Your goal
Every line holding the word "اطلاعات" counts once. Give the total, nothing more.
═════ Dataset rows
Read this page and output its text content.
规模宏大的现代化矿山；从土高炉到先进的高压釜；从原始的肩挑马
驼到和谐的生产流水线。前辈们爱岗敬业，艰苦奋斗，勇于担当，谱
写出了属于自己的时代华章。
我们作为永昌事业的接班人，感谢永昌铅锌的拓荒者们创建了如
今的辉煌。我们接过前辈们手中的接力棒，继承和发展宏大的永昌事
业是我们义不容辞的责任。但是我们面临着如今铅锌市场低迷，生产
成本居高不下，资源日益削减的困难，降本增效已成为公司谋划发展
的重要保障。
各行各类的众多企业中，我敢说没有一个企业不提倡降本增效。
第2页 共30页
══════════
═════ Dataset rows
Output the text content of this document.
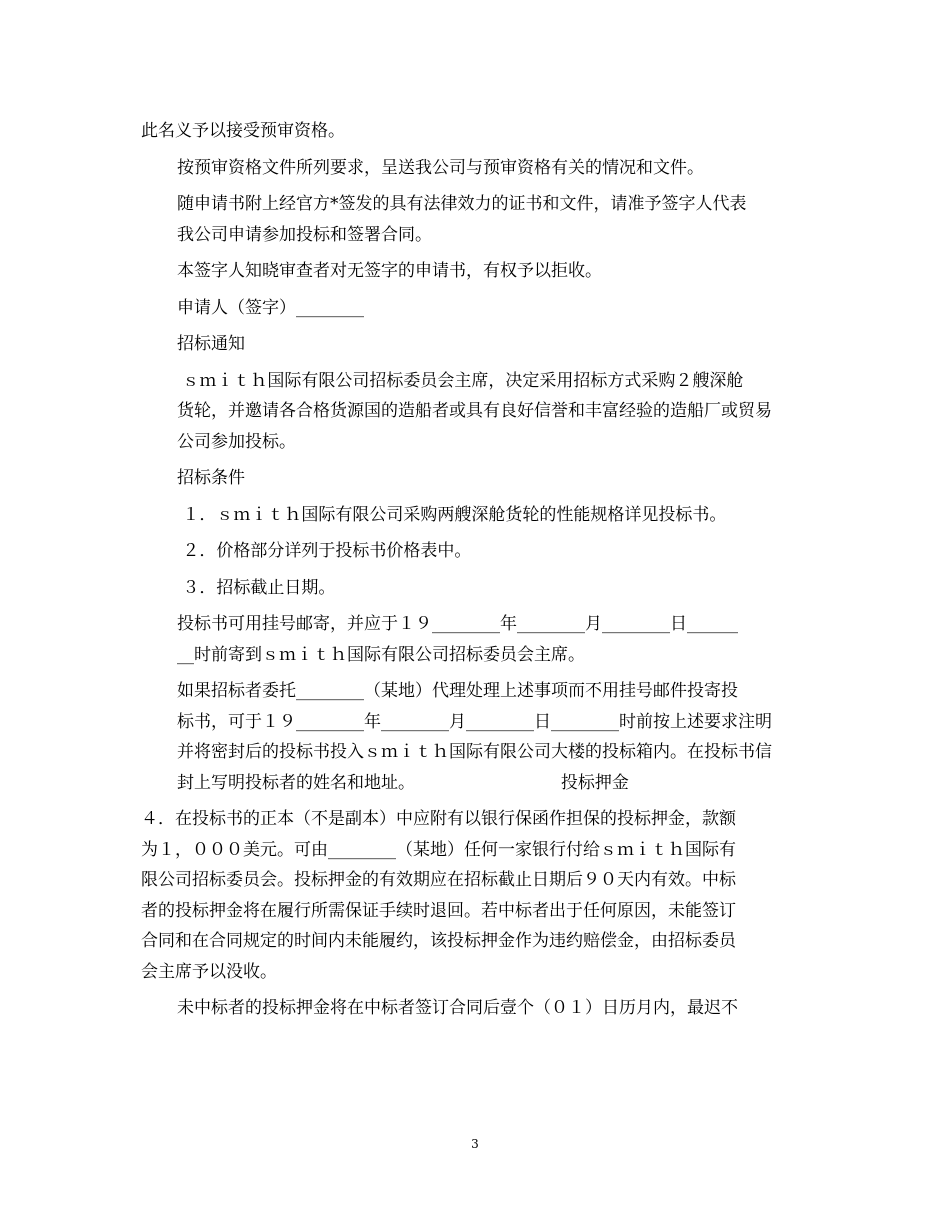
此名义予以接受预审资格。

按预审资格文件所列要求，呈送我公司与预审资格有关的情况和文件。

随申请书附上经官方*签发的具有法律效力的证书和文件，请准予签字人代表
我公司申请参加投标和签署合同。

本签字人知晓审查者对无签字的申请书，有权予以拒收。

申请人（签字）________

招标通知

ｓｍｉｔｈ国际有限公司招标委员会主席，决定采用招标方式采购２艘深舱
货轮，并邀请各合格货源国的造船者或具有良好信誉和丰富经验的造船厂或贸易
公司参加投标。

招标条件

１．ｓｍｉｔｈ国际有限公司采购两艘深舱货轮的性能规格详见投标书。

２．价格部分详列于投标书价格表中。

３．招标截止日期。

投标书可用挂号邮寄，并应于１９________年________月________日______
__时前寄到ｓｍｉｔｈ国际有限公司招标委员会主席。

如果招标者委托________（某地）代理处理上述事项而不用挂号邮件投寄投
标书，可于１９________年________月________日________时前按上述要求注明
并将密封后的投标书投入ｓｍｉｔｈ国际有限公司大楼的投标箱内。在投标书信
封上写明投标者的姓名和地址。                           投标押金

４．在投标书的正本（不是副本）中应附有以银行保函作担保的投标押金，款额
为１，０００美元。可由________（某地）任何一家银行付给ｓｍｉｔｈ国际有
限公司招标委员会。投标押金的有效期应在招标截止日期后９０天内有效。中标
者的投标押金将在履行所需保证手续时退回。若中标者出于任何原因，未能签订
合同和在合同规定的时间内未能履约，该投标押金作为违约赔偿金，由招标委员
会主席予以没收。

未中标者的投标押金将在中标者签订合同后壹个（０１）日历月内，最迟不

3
══════════
═════ Dataset rows
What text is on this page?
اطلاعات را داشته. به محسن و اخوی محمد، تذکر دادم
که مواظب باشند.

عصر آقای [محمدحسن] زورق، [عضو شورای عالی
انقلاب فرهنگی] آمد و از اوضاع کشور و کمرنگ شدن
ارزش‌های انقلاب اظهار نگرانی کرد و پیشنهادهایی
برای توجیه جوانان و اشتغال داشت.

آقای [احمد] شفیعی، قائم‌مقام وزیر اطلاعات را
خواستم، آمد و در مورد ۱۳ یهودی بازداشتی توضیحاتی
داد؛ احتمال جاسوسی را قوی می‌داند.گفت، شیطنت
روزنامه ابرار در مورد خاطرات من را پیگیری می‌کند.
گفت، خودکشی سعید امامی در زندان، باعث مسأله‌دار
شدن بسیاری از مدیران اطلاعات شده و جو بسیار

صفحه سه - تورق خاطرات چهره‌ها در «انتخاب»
══════════
Solved exercise
3